◆ Task requirements: Every line with the word "shopping" in it should be extracted from the data that follows.

◆ Stored data:
***
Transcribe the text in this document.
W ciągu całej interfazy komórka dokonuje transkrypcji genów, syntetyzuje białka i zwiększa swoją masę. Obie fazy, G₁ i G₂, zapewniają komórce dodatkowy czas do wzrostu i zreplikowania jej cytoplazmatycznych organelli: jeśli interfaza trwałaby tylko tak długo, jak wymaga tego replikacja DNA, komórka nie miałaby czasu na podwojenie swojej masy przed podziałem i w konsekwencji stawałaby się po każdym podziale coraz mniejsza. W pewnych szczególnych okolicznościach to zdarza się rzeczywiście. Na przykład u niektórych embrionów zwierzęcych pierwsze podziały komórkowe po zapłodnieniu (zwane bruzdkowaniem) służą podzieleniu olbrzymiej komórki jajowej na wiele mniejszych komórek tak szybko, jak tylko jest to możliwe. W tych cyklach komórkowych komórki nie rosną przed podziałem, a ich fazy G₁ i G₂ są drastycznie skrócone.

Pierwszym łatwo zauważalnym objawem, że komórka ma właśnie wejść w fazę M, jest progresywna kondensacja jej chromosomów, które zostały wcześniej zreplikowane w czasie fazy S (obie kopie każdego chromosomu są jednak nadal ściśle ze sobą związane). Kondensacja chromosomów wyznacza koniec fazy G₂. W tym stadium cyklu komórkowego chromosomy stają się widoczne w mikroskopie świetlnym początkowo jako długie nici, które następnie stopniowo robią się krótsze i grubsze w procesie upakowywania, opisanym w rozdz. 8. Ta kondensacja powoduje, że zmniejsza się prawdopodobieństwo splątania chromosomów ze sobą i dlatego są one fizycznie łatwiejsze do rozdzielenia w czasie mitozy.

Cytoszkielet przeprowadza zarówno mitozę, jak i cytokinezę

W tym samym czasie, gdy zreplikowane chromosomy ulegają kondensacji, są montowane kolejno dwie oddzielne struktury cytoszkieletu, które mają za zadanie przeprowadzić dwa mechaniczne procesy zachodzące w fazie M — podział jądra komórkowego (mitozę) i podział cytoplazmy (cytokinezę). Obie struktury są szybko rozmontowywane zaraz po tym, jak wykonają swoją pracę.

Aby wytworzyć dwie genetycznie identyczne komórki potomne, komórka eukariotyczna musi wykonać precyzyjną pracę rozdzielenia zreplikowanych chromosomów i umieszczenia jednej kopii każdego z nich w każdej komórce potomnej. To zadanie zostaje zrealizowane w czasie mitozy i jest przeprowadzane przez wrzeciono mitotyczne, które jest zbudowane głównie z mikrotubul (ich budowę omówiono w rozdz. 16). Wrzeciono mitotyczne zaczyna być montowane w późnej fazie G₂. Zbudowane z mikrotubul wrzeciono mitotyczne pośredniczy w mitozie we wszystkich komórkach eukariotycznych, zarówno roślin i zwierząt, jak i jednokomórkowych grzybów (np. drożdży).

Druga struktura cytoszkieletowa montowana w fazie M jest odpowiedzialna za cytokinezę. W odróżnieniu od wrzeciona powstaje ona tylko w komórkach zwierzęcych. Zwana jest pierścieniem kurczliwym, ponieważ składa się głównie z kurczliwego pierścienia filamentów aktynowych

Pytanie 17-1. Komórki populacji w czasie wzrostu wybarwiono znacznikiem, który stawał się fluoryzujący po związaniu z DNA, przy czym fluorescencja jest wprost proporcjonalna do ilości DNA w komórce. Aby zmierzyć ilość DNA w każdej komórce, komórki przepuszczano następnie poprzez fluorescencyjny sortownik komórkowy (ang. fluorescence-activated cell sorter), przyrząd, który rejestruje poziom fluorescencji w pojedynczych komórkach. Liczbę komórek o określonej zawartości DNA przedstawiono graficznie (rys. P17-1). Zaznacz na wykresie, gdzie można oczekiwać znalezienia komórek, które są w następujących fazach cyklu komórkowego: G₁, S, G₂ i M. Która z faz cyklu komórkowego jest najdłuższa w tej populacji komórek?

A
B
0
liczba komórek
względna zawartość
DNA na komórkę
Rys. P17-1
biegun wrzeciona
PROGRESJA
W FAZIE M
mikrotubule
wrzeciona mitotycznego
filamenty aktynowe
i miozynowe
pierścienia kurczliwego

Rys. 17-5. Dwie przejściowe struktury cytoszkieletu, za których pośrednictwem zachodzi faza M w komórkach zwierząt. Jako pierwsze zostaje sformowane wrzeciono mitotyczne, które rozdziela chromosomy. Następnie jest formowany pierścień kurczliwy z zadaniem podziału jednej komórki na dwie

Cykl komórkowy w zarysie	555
***
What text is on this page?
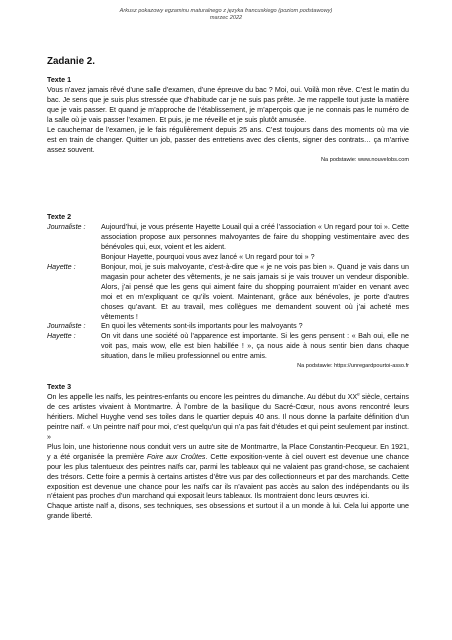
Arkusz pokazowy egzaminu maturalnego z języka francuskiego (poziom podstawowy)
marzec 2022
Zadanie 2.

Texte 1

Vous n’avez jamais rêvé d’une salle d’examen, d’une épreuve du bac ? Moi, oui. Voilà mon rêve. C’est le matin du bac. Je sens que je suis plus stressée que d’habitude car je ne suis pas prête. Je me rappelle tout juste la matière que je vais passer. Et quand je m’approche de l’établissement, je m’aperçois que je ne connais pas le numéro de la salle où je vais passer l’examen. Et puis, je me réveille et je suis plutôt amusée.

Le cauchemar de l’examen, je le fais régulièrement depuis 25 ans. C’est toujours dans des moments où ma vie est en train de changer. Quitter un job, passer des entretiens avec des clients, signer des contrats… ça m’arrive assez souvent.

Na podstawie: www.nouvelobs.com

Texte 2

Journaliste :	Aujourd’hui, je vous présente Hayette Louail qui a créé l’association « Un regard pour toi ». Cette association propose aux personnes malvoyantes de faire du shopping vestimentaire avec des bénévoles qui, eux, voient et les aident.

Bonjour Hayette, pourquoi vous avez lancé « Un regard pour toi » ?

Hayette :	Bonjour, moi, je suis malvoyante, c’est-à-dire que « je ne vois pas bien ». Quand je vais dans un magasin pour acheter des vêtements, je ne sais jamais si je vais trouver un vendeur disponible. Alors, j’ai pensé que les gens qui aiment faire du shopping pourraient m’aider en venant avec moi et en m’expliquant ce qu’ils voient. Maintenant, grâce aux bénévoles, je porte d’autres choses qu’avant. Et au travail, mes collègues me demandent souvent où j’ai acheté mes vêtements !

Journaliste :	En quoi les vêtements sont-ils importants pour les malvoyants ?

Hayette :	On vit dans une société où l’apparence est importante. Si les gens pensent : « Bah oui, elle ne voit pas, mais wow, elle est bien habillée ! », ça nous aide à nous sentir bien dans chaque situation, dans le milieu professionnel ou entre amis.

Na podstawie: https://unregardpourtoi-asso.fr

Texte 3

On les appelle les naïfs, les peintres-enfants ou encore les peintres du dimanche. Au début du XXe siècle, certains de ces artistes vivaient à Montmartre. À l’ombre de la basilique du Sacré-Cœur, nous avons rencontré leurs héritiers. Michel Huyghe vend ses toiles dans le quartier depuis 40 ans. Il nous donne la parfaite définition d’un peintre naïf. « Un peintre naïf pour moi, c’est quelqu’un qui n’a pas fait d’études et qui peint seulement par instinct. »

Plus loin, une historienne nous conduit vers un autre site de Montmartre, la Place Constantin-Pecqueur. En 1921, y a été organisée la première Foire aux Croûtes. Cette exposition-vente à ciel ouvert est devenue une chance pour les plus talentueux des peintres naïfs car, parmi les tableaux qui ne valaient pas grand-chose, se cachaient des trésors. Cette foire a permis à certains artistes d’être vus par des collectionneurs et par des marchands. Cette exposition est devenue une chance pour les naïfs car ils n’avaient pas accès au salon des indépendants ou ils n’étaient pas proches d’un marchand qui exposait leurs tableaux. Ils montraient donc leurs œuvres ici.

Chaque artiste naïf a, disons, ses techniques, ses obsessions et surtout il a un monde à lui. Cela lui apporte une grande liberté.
***
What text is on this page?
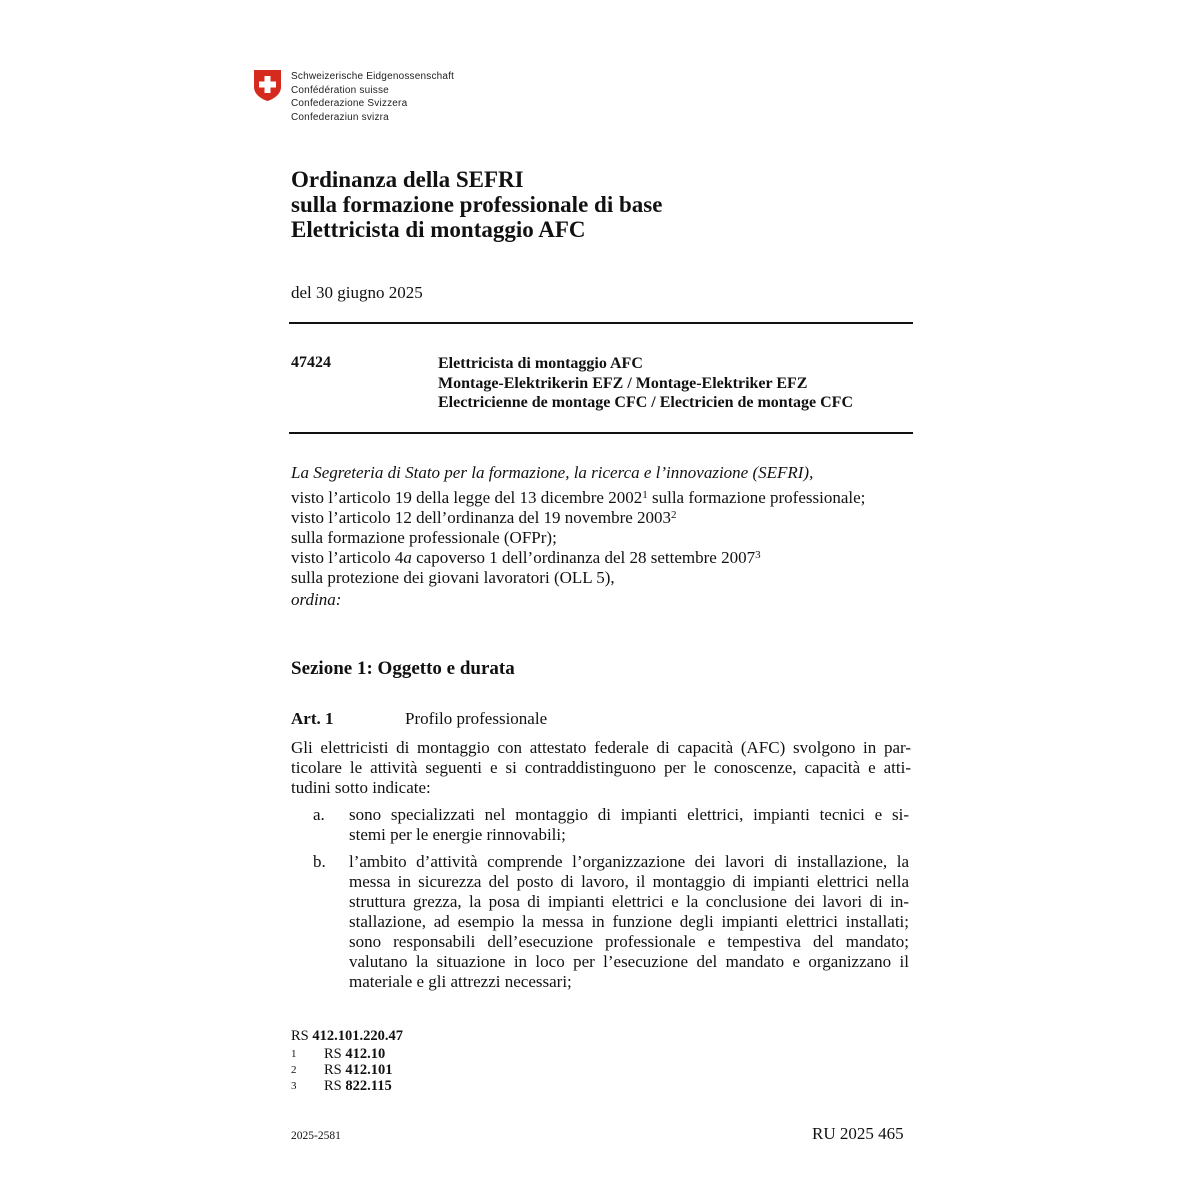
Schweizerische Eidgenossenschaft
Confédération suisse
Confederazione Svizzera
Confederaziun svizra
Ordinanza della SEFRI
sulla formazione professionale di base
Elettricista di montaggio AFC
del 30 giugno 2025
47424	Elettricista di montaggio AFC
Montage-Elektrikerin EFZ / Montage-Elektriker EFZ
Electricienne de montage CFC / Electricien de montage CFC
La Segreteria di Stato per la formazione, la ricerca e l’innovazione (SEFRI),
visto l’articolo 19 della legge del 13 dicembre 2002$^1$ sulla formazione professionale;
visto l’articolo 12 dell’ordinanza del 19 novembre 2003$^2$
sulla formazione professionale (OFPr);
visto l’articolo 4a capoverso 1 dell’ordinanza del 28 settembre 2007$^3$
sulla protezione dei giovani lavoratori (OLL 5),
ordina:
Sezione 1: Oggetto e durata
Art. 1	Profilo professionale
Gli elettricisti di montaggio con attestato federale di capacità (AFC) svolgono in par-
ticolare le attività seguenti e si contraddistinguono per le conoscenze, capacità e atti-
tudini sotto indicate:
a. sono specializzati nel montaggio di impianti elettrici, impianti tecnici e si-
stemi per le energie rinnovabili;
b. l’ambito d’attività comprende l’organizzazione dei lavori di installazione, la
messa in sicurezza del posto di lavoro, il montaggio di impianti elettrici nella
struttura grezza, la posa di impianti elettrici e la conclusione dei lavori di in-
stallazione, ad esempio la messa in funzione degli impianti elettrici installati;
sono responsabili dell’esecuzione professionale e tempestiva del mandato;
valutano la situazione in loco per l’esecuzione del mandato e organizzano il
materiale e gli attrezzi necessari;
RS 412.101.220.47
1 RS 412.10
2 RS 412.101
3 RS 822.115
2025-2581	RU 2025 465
***
◆ Task answer:
Journaliste :	Aujourd’hui, je vous présente Hayette Louail qui a créé l’association « Un regard pour toi ». Cette association propose aux personnes malvoyantes de faire du shopping vestimentaire avec des bénévoles qui, eux, voient et les aident.
Hayette :	Bonjour, moi, je suis malvoyante, c’est-à-dire que « je ne vois pas bien ». Quand je vais dans un magasin pour acheter des vêtements, je ne sais jamais si je vais trouver un vendeur disponible. Alors, j’ai pensé que les gens qui aiment faire du shopping pourraient m’aider en venant avec moi et en m’expliquant ce qu’ils voient. Maintenant, grâce aux bénévoles, je porte d’autres choses qu’avant. Et au travail, mes collègues me demandent souvent où j’ai acheté mes vêtements !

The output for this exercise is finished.